▶ _TASK DIRECTIONS_
The data below should be restated word for word, with every picture omitted.

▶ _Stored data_
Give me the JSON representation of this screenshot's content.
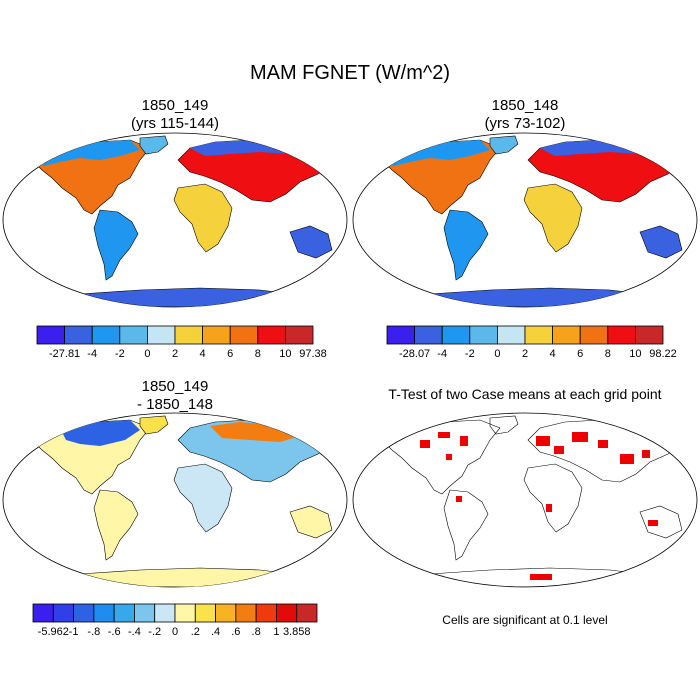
{
  "main_title": "MAM FGNET (W/m^2)",
  "panels": {
    "p1": {
      "line1": "1850_149",
      "line2": "(yrs 115-144)"
    },
    "p2": {
      "line1": "1850_148",
      "line2": "(yrs 73-102)"
    },
    "p3": {
      "line1": "1850_149",
      "line2": "- 1850_148"
    },
    "p4": {
      "line1": "T-Test of two Case means at each grid point"
    }
  },
  "colorbars": {
    "cb1": {
      "labels": [
        "-27.81",
        "-4",
        "-2",
        "0",
        "2",
        "4",
        "6",
        "8",
        "10",
        "97.38"
      ],
      "colors": [
        "#3a1fef",
        "#3a62e0",
        "#1f96f0",
        "#5ab9ea",
        "#c4e6f4",
        "#f5d23c",
        "#f6a21c",
        "#f07212",
        "#ef0f12",
        "#c82828"
      ]
    },
    "cb2": {
      "labels": [
        "-28.07",
        "-4",
        "-2",
        "0",
        "2",
        "4",
        "6",
        "8",
        "10",
        "98.22"
      ],
      "colors": [
        "#3a1fef",
        "#3a62e0",
        "#1f96f0",
        "#5ab9ea",
        "#c4e6f4",
        "#f5d23c",
        "#f6a21c",
        "#f07212",
        "#ef0f12",
        "#c82828"
      ]
    },
    "cb3": {
      "labels": [
        "-5.962",
        "-1",
        "-.8",
        "-.6",
        "-.4",
        "-.2",
        "0",
        ".2",
        ".4",
        ".6",
        ".8",
        "1",
        "3.858"
      ],
      "colors": [
        "#3a1fef",
        "#2f40e6",
        "#2e62e4",
        "#1f8cf0",
        "#38a8ec",
        "#7cc6ee",
        "#cbe7f5",
        "#fff6a8",
        "#fbe24a",
        "#f8b224",
        "#f47d12",
        "#ef3a0e",
        "#e30a0a",
        "#c82828"
      ]
    }
  },
  "significance_note": "Cells are significant at 0.1 level",
  "colors": {
    "significant": "#ef0000",
    "outline": "#000000"
  }
}
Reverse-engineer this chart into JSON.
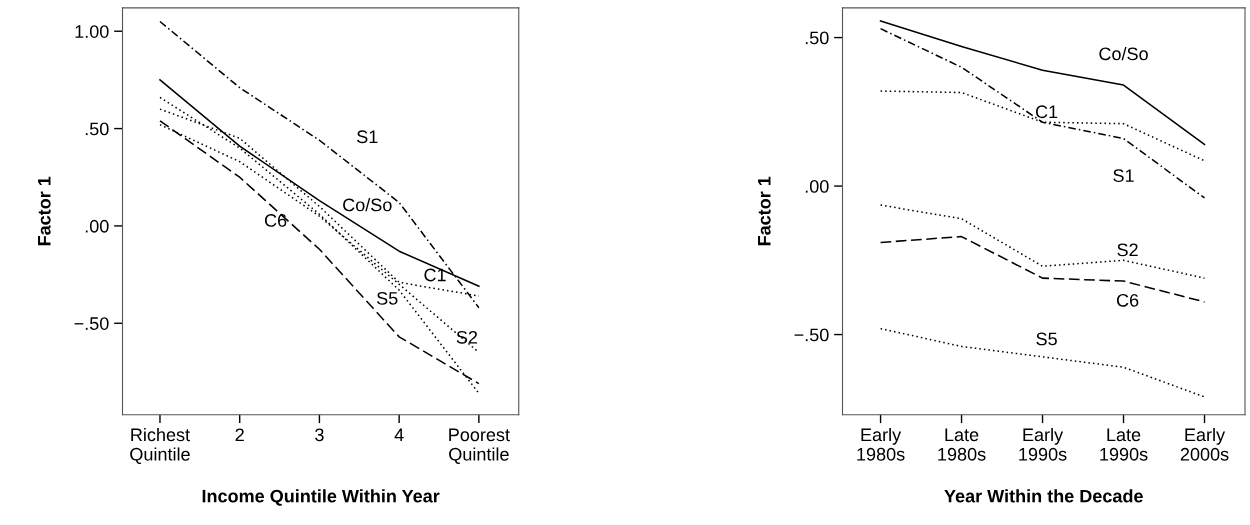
{
  "chart_data": [
    {
      "type": "line",
      "xlabel": "Income Quintile Within Year",
      "ylabel": "Factor 1",
      "categories": [
        "Richest\nQuintile",
        "2",
        "3",
        "4",
        "Poorest\nQuintile"
      ],
      "ylim": [
        -0.97,
        1.12
      ],
      "yticks": [
        {
          "value": 1.0,
          "label": "1.00"
        },
        {
          "value": 0.5,
          "label": ".50"
        },
        {
          "value": 0.0,
          "label": ".00"
        },
        {
          "value": -0.5,
          "label": "−.50"
        }
      ],
      "grid": false,
      "legend": false,
      "series": [
        {
          "name": "S1",
          "color": "#000000",
          "line_style": "dashdot",
          "values": [
            1.05,
            0.71,
            0.44,
            0.12,
            -0.42
          ]
        },
        {
          "name": "Co/So",
          "color": "#000000",
          "line_style": "solid",
          "values": [
            0.75,
            0.41,
            0.13,
            -0.13,
            -0.31
          ]
        },
        {
          "name": "C6",
          "color": "#000000",
          "line_style": "dashed",
          "values": [
            0.54,
            0.25,
            -0.12,
            -0.57,
            -0.81
          ]
        },
        {
          "name": "C1",
          "color": "#000000",
          "line_style": "dotted",
          "values": [
            0.6,
            0.45,
            0.1,
            -0.29,
            -0.36
          ]
        },
        {
          "name": "S5",
          "color": "#000000",
          "line_style": "dotted",
          "values": [
            0.66,
            0.4,
            0.06,
            -0.33,
            -0.86
          ]
        },
        {
          "name": "S2",
          "color": "#000000",
          "line_style": "dotted",
          "values": [
            0.52,
            0.33,
            0.05,
            -0.3,
            -0.65
          ]
        }
      ]
    },
    {
      "type": "line",
      "xlabel": "Year Within the Decade",
      "ylabel": "Factor 1",
      "categories": [
        "Early\n1980s",
        "Late\n1980s",
        "Early\n1990s",
        "Late\n1990s",
        "Early\n2000s"
      ],
      "ylim": [
        -0.77,
        0.6
      ],
      "yticks": [
        {
          "value": 0.5,
          "label": ".50"
        },
        {
          "value": 0.0,
          "label": ".00"
        },
        {
          "value": -0.5,
          "label": "−.50"
        }
      ],
      "grid": false,
      "legend": false,
      "series": [
        {
          "name": "Co/So",
          "color": "#000000",
          "line_style": "solid",
          "values": [
            0.556,
            0.47,
            0.39,
            0.34,
            0.14
          ]
        },
        {
          "name": "C1",
          "color": "#000000",
          "line_style": "dotted",
          "values": [
            0.32,
            0.315,
            0.215,
            0.21,
            0.085
          ]
        },
        {
          "name": "S1",
          "color": "#000000",
          "line_style": "dashdot",
          "values": [
            0.53,
            0.4,
            0.215,
            0.16,
            -0.04
          ]
        },
        {
          "name": "S2",
          "color": "#000000",
          "line_style": "dotted",
          "values": [
            -0.064,
            -0.11,
            -0.27,
            -0.25,
            -0.31
          ]
        },
        {
          "name": "C6",
          "color": "#000000",
          "line_style": "dashed",
          "values": [
            -0.19,
            -0.17,
            -0.31,
            -0.32,
            -0.39
          ]
        },
        {
          "name": "S5",
          "color": "#000000",
          "line_style": "dotted",
          "values": [
            -0.48,
            -0.54,
            -0.575,
            -0.61,
            -0.71
          ]
        }
      ]
    }
  ]
}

▶ _EXPECTED ANSWER_
Give me the JSON representation of this screenshot's content.
{
  "main_title": "MAM FGNET (W/m^2)",
  "panels": {
    "p1": {
      "line1": "1850_149",
      "line2": "(yrs 115-144)"
    },
    "p2": {
      "line1": "1850_148",
      "line2": "(yrs 73-102)"
    },
    "p3": {
      "line1": "1850_149",
      "line2": "- 1850_148"
    },
    "p4": {
      "line1": "T-Test of two Case means at each grid point"
    }
  },
  "colorbars": {
    "cb1": {
      "labels": [
        "-27.81",
        "-4",
        "-2",
        "0",
        "2",
        "4",
        "6",
        "8",
        "10",
        "97.38"
      ],
      "colors": [
        "#3a1fef",
        "#3a62e0",
        "#1f96f0",
        "#5ab9ea",
        "#c4e6f4",
        "#f5d23c",
        "#f6a21c",
        "#f07212",
        "#ef0f12",
        "#c82828"
      ]
    },
    "cb2": {
      "labels": [
        "-28.07",
        "-4",
        "-2",
        "0",
        "2",
        "4",
        "6",
        "8",
        "10",
        "98.22"
      ],
      "colors": [
        "#3a1fef",
        "#3a62e0",
        "#1f96f0",
        "#5ab9ea",
        "#c4e6f4",
        "#f5d23c",
        "#f6a21c",
        "#f07212",
        "#ef0f12",
        "#c82828"
      ]
    },
    "cb3": {
      "labels": [
        "-5.962",
        "-1",
        "-.8",
        "-.6",
        "-.4",
        "-.2",
        "0",
        ".2",
        ".4",
        ".6",
        ".8",
        "1",
        "3.858"
      ],
      "colors": [
        "#3a1fef",
        "#2f40e6",
        "#2e62e4",
        "#1f8cf0",
        "#38a8ec",
        "#7cc6ee",
        "#cbe7f5",
        "#fff6a8",
        "#fbe24a",
        "#f8b224",
        "#f47d12",
        "#ef3a0e",
        "#e30a0a",
        "#c82828"
      ]
    }
  },
  "significance_note": "Cells are significant at 0.1 level",
  "colors": {
    "significant": "#ef0000",
    "outline": "#000000"
  }
}
Reverse-engineer this chart into JSON.
{
  "chart_data": [
    {
      "type": "line",
      "xlabel": "Income Quintile Within Year",
      "ylabel": "Factor 1",
      "categories": [
        "Richest\nQuintile",
        "2",
        "3",
        "4",
        "Poorest\nQuintile"
      ],
      "ylim": [
        -0.97,
        1.12
      ],
      "yticks": [
        {
          "value": 1.0,
          "label": "1.00"
        },
        {
          "value": 0.5,
          "label": ".50"
        },
        {
          "value": 0.0,
          "label": ".00"
        },
        {
          "value": -0.5,
          "label": "−.50"
        }
      ],
      "grid": false,
      "legend": false,
      "series": [
        {
          "name": "S1",
          "color": "#000000",
          "line_style": "dashdot",
          "values": [
            1.05,
            0.71,
            0.44,
            0.12,
            -0.42
          ]
        },
        {
          "name": "Co/So",
          "color": "#000000",
          "line_style": "solid",
          "values": [
            0.75,
            0.41,
            0.13,
            -0.13,
            -0.31
          ]
        },
        {
          "name": "C6",
          "color": "#000000",
          "line_style": "dashed",
          "values": [
            0.54,
            0.25,
            -0.12,
            -0.57,
            -0.81
          ]
        },
        {
          "name": "C1",
          "color": "#000000",
          "line_style": "dotted",
          "values": [
            0.6,
            0.45,
            0.1,
            -0.29,
            -0.36
          ]
        },
        {
          "name": "S5",
          "color": "#000000",
          "line_style": "dotted",
          "values": [
            0.66,
            0.4,
            0.06,
            -0.33,
            -0.86
          ]
        },
        {
          "name": "S2",
          "color": "#000000",
          "line_style": "dotted",
          "values": [
            0.52,
            0.33,
            0.05,
            -0.3,
            -0.65
          ]
        }
      ]
    },
    {
      "type": "line",
      "xlabel": "Year Within the Decade",
      "ylabel": "Factor 1",
      "categories": [
        "Early\n1980s",
        "Late\n1980s",
        "Early\n1990s",
        "Late\n1990s",
        "Early\n2000s"
      ],
      "ylim": [
        -0.77,
        0.6
      ],
      "yticks": [
        {
          "value": 0.5,
          "label": ".50"
        },
        {
          "value": 0.0,
          "label": ".00"
        },
        {
          "value": -0.5,
          "label": "−.50"
        }
      ],
      "grid": false,
      "legend": false,
      "series": [
        {
          "name": "Co/So",
          "color": "#000000",
          "line_style": "solid",
          "values": [
            0.556,
            0.47,
            0.39,
            0.34,
            0.14
          ]
        },
        {
          "name": "C1",
          "color": "#000000",
          "line_style": "dotted",
          "values": [
            0.32,
            0.315,
            0.215,
            0.21,
            0.085
          ]
        },
        {
          "name": "S1",
          "color": "#000000",
          "line_style": "dashdot",
          "values": [
            0.53,
            0.4,
            0.215,
            0.16,
            -0.04
          ]
        },
        {
          "name": "S2",
          "color": "#000000",
          "line_style": "dotted",
          "values": [
            -0.064,
            -0.11,
            -0.27,
            -0.25,
            -0.31
          ]
        },
        {
          "name": "C6",
          "color": "#000000",
          "line_style": "dashed",
          "values": [
            -0.19,
            -0.17,
            -0.31,
            -0.32,
            -0.39
          ]
        },
        {
          "name": "S5",
          "color": "#000000",
          "line_style": "dotted",
          "values": [
            -0.48,
            -0.54,
            -0.575,
            -0.61,
            -0.71
          ]
        }
      ]
    }
  ]
}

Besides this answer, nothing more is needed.